[What is expected]
Collect every line of the records below that contains the word "onions".

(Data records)
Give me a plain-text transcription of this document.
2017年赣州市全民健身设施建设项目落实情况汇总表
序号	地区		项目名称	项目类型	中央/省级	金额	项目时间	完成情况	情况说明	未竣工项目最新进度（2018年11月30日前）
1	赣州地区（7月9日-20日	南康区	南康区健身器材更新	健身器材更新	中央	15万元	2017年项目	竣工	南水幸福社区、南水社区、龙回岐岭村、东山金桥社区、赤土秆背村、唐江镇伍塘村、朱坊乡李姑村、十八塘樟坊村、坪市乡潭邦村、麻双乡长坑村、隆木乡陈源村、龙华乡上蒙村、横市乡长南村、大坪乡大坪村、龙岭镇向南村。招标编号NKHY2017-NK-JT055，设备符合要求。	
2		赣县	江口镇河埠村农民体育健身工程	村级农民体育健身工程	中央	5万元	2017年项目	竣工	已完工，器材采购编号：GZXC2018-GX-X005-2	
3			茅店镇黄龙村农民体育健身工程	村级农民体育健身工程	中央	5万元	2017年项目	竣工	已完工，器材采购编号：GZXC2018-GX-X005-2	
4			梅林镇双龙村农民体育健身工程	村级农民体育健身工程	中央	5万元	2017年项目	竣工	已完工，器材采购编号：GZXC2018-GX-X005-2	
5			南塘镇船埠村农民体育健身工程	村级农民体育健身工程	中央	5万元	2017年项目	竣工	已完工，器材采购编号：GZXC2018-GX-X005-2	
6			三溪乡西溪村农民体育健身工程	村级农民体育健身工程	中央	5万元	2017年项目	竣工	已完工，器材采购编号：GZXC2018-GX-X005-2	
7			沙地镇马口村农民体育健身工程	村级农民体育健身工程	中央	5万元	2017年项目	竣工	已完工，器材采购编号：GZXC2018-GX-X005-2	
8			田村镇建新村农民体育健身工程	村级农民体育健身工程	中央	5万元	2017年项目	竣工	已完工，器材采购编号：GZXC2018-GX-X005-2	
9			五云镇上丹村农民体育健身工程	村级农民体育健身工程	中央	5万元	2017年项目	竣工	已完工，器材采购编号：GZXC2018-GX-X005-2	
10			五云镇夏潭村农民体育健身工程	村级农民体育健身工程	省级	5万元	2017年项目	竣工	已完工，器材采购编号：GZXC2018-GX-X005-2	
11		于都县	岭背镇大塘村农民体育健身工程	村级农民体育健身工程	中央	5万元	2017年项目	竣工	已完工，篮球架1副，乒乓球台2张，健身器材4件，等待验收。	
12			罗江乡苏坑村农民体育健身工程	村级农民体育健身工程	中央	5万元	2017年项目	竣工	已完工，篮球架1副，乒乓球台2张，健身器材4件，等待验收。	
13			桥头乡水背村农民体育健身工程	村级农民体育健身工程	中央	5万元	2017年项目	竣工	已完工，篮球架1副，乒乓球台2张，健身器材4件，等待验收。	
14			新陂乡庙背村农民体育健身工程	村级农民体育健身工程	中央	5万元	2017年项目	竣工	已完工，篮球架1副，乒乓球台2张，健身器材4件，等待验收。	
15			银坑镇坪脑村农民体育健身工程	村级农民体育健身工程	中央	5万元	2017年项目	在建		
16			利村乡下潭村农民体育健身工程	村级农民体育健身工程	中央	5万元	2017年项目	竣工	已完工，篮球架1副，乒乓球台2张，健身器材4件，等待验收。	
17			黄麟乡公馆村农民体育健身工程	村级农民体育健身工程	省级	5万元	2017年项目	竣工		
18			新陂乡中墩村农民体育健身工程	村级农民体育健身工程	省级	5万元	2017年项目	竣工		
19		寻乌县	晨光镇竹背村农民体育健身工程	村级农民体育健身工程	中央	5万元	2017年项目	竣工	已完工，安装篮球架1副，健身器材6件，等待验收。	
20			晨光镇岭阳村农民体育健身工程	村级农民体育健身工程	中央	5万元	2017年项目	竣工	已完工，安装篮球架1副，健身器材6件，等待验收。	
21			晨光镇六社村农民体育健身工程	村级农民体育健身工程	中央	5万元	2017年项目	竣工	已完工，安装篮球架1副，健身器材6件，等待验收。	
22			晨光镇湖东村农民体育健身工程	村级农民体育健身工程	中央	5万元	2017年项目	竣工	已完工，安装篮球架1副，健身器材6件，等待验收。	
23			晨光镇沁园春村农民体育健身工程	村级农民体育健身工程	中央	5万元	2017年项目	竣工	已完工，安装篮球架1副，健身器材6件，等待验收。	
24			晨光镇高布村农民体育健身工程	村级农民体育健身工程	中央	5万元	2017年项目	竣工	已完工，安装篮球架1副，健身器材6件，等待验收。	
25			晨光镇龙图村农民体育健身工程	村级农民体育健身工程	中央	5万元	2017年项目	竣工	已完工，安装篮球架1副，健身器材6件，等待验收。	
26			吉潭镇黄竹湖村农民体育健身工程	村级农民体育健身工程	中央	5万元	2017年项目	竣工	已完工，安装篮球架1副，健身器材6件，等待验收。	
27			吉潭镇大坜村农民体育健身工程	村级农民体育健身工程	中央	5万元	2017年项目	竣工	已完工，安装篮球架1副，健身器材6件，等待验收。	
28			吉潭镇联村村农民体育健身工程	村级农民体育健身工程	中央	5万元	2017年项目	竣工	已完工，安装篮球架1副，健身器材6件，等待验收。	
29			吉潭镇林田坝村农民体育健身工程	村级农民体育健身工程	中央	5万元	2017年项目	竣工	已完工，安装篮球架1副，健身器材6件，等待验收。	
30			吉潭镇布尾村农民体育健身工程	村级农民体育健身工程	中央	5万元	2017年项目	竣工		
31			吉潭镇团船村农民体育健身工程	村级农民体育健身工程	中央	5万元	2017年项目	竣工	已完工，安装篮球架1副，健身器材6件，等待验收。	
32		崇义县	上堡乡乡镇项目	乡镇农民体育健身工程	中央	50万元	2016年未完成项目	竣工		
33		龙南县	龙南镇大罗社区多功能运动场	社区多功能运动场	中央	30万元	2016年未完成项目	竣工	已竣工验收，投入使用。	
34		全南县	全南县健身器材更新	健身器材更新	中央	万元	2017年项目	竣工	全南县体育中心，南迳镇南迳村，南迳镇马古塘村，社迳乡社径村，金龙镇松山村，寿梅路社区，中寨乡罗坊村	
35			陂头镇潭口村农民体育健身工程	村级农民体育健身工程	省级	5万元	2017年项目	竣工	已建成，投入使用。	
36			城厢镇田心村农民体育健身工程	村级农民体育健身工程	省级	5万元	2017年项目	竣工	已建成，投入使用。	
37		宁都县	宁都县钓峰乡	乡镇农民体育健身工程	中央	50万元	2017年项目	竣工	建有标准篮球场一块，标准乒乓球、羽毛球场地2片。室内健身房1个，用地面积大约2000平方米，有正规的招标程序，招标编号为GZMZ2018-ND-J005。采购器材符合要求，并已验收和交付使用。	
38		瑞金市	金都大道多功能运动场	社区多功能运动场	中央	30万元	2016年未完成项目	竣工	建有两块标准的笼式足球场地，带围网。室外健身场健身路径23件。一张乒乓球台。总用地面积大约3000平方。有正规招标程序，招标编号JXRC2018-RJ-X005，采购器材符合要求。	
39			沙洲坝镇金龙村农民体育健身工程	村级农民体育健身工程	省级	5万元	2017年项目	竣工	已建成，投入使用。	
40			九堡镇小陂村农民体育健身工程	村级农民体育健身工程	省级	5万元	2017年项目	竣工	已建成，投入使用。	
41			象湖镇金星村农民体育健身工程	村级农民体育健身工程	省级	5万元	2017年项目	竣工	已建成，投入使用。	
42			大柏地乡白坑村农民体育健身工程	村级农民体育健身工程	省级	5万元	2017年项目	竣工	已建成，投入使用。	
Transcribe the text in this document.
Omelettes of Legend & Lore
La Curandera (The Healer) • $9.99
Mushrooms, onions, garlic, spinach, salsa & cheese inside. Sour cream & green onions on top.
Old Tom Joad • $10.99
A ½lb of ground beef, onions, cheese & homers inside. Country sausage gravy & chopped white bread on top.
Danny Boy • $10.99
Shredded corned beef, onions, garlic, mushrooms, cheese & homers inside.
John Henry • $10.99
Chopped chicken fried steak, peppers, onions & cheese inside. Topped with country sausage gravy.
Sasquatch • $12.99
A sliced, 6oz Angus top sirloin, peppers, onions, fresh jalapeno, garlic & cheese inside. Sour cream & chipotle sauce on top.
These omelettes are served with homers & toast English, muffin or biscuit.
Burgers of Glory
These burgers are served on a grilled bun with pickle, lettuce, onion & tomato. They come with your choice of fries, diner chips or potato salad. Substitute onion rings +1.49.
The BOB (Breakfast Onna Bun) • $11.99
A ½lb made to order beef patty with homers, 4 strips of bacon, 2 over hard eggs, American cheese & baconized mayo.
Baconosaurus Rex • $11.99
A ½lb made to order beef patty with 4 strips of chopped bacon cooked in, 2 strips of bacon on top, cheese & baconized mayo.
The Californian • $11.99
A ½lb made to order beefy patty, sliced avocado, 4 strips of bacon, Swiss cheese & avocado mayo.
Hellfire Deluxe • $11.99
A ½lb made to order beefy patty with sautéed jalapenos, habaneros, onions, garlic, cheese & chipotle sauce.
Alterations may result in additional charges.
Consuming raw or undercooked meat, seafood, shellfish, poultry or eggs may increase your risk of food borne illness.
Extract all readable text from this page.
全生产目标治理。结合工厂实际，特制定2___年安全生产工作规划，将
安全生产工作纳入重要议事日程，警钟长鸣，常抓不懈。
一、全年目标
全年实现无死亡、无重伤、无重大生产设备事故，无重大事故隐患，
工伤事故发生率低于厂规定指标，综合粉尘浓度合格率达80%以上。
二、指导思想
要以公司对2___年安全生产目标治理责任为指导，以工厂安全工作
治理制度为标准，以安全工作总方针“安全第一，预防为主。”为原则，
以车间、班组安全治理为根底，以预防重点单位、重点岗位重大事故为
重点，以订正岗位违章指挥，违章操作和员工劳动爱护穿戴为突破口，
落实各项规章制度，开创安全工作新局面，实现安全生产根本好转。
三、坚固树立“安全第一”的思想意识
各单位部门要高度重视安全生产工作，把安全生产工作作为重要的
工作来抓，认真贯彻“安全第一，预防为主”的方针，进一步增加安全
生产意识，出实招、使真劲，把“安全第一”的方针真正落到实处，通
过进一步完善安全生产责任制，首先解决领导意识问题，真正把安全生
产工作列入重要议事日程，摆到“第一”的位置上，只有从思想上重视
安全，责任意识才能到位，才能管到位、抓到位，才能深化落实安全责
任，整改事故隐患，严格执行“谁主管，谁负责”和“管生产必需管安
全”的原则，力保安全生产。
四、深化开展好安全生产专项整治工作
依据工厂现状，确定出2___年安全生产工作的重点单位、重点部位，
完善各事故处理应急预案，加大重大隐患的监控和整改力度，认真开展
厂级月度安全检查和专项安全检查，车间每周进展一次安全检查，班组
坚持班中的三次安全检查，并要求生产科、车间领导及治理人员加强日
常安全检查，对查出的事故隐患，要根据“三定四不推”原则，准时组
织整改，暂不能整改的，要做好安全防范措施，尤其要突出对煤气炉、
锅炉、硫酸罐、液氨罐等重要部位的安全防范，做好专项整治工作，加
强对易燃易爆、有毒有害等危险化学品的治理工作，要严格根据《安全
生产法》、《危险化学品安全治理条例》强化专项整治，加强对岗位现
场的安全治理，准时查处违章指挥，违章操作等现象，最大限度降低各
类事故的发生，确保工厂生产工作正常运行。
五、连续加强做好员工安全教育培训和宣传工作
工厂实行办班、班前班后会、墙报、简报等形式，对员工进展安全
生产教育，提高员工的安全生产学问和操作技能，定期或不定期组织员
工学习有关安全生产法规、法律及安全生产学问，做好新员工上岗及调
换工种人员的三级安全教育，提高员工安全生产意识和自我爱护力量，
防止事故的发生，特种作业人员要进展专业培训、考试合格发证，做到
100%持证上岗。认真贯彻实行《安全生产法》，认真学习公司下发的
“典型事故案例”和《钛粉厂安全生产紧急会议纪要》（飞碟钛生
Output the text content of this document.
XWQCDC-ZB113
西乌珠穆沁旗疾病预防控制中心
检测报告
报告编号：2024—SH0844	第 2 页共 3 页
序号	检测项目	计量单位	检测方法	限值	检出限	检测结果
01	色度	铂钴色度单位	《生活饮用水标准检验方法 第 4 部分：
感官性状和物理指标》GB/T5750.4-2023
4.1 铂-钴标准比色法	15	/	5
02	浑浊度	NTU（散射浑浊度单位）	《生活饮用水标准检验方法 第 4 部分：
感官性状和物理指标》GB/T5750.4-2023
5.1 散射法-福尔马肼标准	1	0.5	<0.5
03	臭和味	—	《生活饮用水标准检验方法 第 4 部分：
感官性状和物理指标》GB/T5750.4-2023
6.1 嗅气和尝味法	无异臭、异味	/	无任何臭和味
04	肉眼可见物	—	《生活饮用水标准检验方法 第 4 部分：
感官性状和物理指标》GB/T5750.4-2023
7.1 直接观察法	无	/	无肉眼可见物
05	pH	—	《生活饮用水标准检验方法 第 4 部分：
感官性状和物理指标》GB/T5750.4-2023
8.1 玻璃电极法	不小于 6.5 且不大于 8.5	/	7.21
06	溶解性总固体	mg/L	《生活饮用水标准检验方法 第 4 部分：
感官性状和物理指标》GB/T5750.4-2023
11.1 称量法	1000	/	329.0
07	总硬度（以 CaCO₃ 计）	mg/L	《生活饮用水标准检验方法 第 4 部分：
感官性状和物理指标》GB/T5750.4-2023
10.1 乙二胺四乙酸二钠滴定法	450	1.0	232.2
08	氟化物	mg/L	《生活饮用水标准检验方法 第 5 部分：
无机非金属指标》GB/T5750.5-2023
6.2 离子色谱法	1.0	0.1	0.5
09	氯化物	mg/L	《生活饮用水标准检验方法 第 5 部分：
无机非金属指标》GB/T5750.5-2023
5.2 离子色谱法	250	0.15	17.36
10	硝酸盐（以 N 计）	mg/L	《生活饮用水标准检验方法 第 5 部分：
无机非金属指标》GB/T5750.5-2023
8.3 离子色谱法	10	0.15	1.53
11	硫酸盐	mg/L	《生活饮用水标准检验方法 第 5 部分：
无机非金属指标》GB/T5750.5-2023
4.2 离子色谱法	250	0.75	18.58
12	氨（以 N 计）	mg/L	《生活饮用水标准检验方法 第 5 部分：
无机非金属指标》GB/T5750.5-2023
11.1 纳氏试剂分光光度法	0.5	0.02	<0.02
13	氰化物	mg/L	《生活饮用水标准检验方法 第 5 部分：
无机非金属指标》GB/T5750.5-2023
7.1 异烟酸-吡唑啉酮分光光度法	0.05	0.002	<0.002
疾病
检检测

[Finished exercise]
Mushrooms, onions, garlic, spinach, salsa & cheese inside. Sour cream & green onions on top.
A ½lb of ground beef, onions, cheese & homers inside. Country sausage gravy & chopped white bread on top.
Shredded corned beef, onions, garlic, mushrooms, cheese & homers inside.
Chopped chicken fried steak, peppers, onions & cheese inside. Topped with country sausage gravy.
A sliced, 6oz Angus top sirloin, peppers, onions, fresh jalapeno, garlic & cheese inside. Sour cream & chipotle sauce on top.
A ½lb made to order beefy patty with sautéed jalapenos, habaneros, onions, garlic, cheese & chipotle sauce.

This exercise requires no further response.